Collected data:
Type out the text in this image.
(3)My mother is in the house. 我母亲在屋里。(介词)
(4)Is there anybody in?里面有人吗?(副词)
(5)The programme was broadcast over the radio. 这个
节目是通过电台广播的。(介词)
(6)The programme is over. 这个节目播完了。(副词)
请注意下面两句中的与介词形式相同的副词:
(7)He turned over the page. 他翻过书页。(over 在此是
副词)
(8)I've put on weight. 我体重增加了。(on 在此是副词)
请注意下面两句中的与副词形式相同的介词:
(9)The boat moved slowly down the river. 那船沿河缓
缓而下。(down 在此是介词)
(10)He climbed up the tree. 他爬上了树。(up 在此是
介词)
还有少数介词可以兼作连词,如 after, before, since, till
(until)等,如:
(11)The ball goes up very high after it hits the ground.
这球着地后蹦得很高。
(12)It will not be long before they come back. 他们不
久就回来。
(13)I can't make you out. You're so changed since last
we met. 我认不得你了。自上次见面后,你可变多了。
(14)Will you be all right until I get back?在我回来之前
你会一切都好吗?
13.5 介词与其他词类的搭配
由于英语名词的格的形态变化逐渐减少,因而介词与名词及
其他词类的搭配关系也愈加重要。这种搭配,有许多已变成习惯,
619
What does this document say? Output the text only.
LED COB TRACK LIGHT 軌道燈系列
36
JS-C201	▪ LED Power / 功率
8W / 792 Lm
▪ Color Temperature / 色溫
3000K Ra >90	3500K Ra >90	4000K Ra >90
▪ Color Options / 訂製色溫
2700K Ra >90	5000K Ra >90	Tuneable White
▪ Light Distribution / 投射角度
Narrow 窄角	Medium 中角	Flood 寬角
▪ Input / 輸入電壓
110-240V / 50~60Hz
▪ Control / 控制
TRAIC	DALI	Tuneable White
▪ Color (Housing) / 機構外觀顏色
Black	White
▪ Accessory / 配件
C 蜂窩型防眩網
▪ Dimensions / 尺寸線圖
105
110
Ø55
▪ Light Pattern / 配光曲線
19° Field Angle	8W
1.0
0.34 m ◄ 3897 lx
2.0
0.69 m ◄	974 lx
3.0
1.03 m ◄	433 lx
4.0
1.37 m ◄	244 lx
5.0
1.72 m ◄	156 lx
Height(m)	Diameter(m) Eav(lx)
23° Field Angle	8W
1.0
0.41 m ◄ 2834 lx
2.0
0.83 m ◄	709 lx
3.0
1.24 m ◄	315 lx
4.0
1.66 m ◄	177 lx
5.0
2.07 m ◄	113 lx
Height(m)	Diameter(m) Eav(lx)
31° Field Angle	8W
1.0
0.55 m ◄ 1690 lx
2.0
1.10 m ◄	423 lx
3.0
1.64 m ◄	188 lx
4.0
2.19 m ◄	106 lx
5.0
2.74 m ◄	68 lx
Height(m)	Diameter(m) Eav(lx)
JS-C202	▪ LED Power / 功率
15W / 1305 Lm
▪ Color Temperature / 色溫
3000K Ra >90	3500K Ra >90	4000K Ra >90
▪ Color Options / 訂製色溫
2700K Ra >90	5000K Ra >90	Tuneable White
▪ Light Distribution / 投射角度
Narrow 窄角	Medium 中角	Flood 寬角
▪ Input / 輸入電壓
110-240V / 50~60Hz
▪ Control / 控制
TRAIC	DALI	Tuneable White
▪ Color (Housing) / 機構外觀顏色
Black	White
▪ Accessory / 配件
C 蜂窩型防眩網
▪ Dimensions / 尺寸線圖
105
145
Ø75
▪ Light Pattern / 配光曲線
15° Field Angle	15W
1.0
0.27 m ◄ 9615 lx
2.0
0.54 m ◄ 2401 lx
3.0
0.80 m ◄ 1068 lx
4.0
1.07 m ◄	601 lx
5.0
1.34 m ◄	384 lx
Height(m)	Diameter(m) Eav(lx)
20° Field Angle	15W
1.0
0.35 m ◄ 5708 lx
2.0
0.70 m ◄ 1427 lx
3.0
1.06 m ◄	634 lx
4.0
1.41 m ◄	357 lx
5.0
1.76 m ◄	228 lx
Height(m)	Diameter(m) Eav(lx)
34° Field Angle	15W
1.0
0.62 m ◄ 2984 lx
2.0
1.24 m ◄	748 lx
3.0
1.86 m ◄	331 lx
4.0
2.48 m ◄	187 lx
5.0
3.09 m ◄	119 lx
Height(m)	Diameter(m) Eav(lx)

### Problem statement
Copy out every entry again, exactly as it was given.

### Task solution
Type out the text in this image.
(3)My mother is in the house. 我母亲在屋里。(介词)
(4)Is there anybody in?里面有人吗?(副词)
(5)The programme was broadcast over the radio. 这个
节目是通过电台广播的。(介词)
(6)The programme is over. 这个节目播完了。(副词)
请注意下面两句中的与介词形式相同的副词:
(7)He turned over the page. 他翻过书页。(over 在此是
副词)
(8)I've put on weight. 我体重增加了。(on 在此是副词)
请注意下面两句中的与副词形式相同的介词:
(9)The boat moved slowly down the river. 那船沿河缓
缓而下。(down 在此是介词)
(10)He climbed up the tree. 他爬上了树。(up 在此是
介词)
还有少数介词可以兼作连词,如 after, before, since, till
(until)等,如:
(11)The ball goes up very high after it hits the ground.
这球着地后蹦得很高。
(12)It will not be long before they come back. 他们不
久就回来。
(13)I can't make you out. You're so changed since last
we met. 我认不得你了。自上次见面后,你可变多了。
(14)Will you be all right until I get back?在我回来之前
你会一切都好吗?
13.5 介词与其他词类的搭配
由于英语名词的格的形态变化逐渐减少,因而介词与名词及
其他词类的搭配关系也愈加重要。这种搭配,有许多已变成习惯,
619
What does this document say? Output the text only.
LED COB TRACK LIGHT 軌道燈系列
36
JS-C201	▪ LED Power / 功率
8W / 792 Lm
▪ Color Temperature / 色溫
3000K Ra >90	3500K Ra >90	4000K Ra >90
▪ Color Options / 訂製色溫
2700K Ra >90	5000K Ra >90	Tuneable White
▪ Light Distribution / 投射角度
Narrow 窄角	Medium 中角	Flood 寬角
▪ Input / 輸入電壓
110-240V / 50~60Hz
▪ Control / 控制
TRAIC	DALI	Tuneable White
▪ Color (Housing) / 機構外觀顏色
Black	White
▪ Accessory / 配件
C 蜂窩型防眩網
▪ Dimensions / 尺寸線圖
105
110
Ø55
▪ Light Pattern / 配光曲線
19° Field Angle	8W
1.0
0.34 m ◄ 3897 lx
2.0
0.69 m ◄	974 lx
3.0
1.03 m ◄	433 lx
4.0
1.37 m ◄	244 lx
5.0
1.72 m ◄	156 lx
Height(m)	Diameter(m) Eav(lx)
23° Field Angle	8W
1.0
0.41 m ◄ 2834 lx
2.0
0.83 m ◄	709 lx
3.0
1.24 m ◄	315 lx
4.0
1.66 m ◄	177 lx
5.0
2.07 m ◄	113 lx
Height(m)	Diameter(m) Eav(lx)
31° Field Angle	8W
1.0
0.55 m ◄ 1690 lx
2.0
1.10 m ◄	423 lx
3.0
1.64 m ◄	188 lx
4.0
2.19 m ◄	106 lx
5.0
2.74 m ◄	68 lx
Height(m)	Diameter(m) Eav(lx)
JS-C202	▪ LED Power / 功率
15W / 1305 Lm
▪ Color Temperature / 色溫
3000K Ra >90	3500K Ra >90	4000K Ra >90
▪ Color Options / 訂製色溫
2700K Ra >90	5000K Ra >90	Tuneable White
▪ Light Distribution / 投射角度
Narrow 窄角	Medium 中角	Flood 寬角
▪ Input / 輸入電壓
110-240V / 50~60Hz
▪ Control / 控制
TRAIC	DALI	Tuneable White
▪ Color (Housing) / 機構外觀顏色
Black	White
▪ Accessory / 配件
C 蜂窩型防眩網
▪ Dimensions / 尺寸線圖
105
145
Ø75
▪ Light Pattern / 配光曲線
15° Field Angle	15W
1.0
0.27 m ◄ 9615 lx
2.0
0.54 m ◄ 2401 lx
3.0
0.80 m ◄ 1068 lx
4.0
1.07 m ◄	601 lx
5.0
1.34 m ◄	384 lx
Height(m)	Diameter(m) Eav(lx)
20° Field Angle	15W
1.0
0.35 m ◄ 5708 lx
2.0
0.70 m ◄ 1427 lx
3.0
1.06 m ◄	634 lx
4.0
1.41 m ◄	357 lx
5.0
1.76 m ◄	228 lx
Height(m)	Diameter(m) Eav(lx)
34° Field Angle	15W
1.0
0.62 m ◄ 2984 lx
2.0
1.24 m ◄	748 lx
3.0
1.86 m ◄	331 lx
4.0
2.48 m ◄	187 lx
5.0
3.09 m ◄	119 lx
Height(m)	Diameter(m) Eav(lx)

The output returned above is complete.